OHHHHHHHHHHHHHHHH NOOOOOOOOOOOOOOOOOOOOOOOOO Not Johnny Lingo!!!
Steph:)
 
Johnny Lingo…Man, that brings back memories… I do have a question that I’ve been kicking around: Is the magisterium much different from the CES? I kinda see similarities
The CES must be the 70 old guys who claim they’re living gods in Utah. Am I right?
 
Another former Mormon here…

Lived in the heart of Mormondom (Provo) for over a decade too.
 
Me too.

And a lot of us have been Mormons, and not just “I converted for a year and then came back to the Catholic church” ex-Mos, but TBM, multi-generational, Seminary-attending, CTR ring-wearing, mission-serving, Endowment-receiving, scripture chase-winning, Young Women’s Medallion-earning, funeral potatoes-baking, Saturday’s Warrior-performing, “Book of Mormon between you”-dancing, “Johnny Lingo”-watching Mormons. Most of us are simply defending this board from the lies spread by those deceived by the wickedness and snares of the devil with very “Spay-shul” Utah brethren accents. We know how fast a person can fall for the lies, and we refuse to sit here and let them be smeared without vigorously defending the truth which we have found.

Also? All the Ten Cow Women in the house say HEEEY! :whackadoo:

http://2.bp.blogspot.com/-wquQc8cXQ...Sl4bvraWwI/s400/A-scene-from-Johnny-Lingo.jpg
Oyyyy…All the reminders made me shiver…

I dont regret my years as a Mormon though. No ill-will either.
------------------------------------------------------------------------
**REQUEST**
Retype the forum posts above about former Mormons and Johnny Lingo word for word, from start to finish.

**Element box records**
------------------------------------------------------------------------
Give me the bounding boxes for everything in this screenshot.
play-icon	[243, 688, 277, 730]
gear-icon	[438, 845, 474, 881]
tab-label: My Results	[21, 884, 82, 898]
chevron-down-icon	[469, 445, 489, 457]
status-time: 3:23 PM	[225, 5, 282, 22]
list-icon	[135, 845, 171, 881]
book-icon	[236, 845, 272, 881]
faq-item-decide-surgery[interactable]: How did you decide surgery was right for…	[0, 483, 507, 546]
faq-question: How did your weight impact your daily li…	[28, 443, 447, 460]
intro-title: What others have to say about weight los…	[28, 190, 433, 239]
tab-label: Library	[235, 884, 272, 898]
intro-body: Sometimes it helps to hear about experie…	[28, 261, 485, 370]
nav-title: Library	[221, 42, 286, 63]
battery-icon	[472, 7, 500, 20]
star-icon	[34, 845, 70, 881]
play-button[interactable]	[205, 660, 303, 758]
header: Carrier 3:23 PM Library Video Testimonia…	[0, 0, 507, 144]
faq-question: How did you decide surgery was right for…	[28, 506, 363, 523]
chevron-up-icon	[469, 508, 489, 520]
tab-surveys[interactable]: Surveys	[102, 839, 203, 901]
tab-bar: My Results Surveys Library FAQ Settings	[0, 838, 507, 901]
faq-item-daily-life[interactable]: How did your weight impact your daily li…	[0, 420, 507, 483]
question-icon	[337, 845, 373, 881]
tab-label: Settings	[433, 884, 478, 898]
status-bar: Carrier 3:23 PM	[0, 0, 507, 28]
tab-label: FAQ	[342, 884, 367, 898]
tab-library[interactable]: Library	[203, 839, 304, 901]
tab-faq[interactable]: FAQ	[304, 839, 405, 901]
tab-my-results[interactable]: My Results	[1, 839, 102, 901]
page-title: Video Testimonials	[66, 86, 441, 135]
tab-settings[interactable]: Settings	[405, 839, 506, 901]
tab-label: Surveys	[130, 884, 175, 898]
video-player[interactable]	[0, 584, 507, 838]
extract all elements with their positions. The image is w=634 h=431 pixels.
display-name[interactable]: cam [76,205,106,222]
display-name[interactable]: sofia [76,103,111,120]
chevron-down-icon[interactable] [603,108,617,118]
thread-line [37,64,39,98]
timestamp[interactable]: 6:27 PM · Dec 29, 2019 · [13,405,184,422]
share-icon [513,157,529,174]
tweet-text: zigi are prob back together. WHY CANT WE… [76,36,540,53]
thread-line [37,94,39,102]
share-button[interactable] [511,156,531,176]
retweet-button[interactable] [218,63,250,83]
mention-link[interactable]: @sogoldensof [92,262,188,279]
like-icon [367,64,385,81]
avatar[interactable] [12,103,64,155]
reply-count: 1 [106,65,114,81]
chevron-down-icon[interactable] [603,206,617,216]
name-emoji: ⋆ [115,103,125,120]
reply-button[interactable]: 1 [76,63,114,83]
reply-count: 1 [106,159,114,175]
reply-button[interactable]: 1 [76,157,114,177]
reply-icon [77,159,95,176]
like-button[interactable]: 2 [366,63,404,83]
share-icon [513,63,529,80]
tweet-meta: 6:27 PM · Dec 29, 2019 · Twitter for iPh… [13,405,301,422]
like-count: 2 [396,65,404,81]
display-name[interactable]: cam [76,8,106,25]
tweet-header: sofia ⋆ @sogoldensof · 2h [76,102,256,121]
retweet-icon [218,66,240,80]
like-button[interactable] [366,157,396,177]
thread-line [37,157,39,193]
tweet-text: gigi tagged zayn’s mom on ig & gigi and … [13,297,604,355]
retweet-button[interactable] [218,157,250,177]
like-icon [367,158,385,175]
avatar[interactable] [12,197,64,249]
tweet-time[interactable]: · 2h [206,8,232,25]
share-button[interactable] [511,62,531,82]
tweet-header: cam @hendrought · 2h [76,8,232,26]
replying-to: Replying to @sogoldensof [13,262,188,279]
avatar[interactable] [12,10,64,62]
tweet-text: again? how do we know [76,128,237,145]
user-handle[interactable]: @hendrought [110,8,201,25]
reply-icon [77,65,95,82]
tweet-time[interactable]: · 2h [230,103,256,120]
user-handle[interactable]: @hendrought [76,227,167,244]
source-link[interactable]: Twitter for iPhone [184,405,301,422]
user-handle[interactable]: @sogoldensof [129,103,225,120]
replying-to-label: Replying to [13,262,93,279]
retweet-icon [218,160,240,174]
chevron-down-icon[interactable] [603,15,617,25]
------------------------------------------------------------------------
**ANSWER TO THE PROBLEM**
OHHHHHHHHHHHHHHHH NOOOOOOOOOOOOOOOOOOOOOOOOO Not Johnny Lingo!!!
Steph:)
 
Johnny Lingo…Man, that brings back memories… I do have a question that I’ve been kicking around: Is the magisterium much different from the CES? I kinda see similarities
The CES must be the 70 old guys who claim they’re living gods in Utah. Am I right?
 
Another former Mormon here…

Lived in the heart of Mormondom (Provo) for over a decade too.
 
Me too.

And a lot of us have been Mormons, and not just “I converted for a year and then came back to the Catholic church” ex-Mos, but TBM, multi-generational, Seminary-attending, CTR ring-wearing, mission-serving, Endowment-receiving, scripture chase-winning, Young Women’s Medallion-earning, funeral potatoes-baking, Saturday’s Warrior-performing, “Book of Mormon between you”-dancing, “Johnny Lingo”-watching Mormons. Most of us are simply defending this board from the lies spread by those deceived by the wickedness and snares of the devil with very “Spay-shul” Utah brethren accents. We know how fast a person can fall for the lies, and we refuse to sit here and let them be smeared without vigorously defending the truth which we have found.

Also? All the Ten Cow Women in the house say HEEEY! :whackadoo:

http://2.bp.blogspot.com/-wquQc8cXQ...Sl4bvraWwI/s400/A-scene-from-Johnny-Lingo.jpg
Oyyyy…All the reminders made me shiver…

I dont regret my years as a Mormon though. No ill-will either.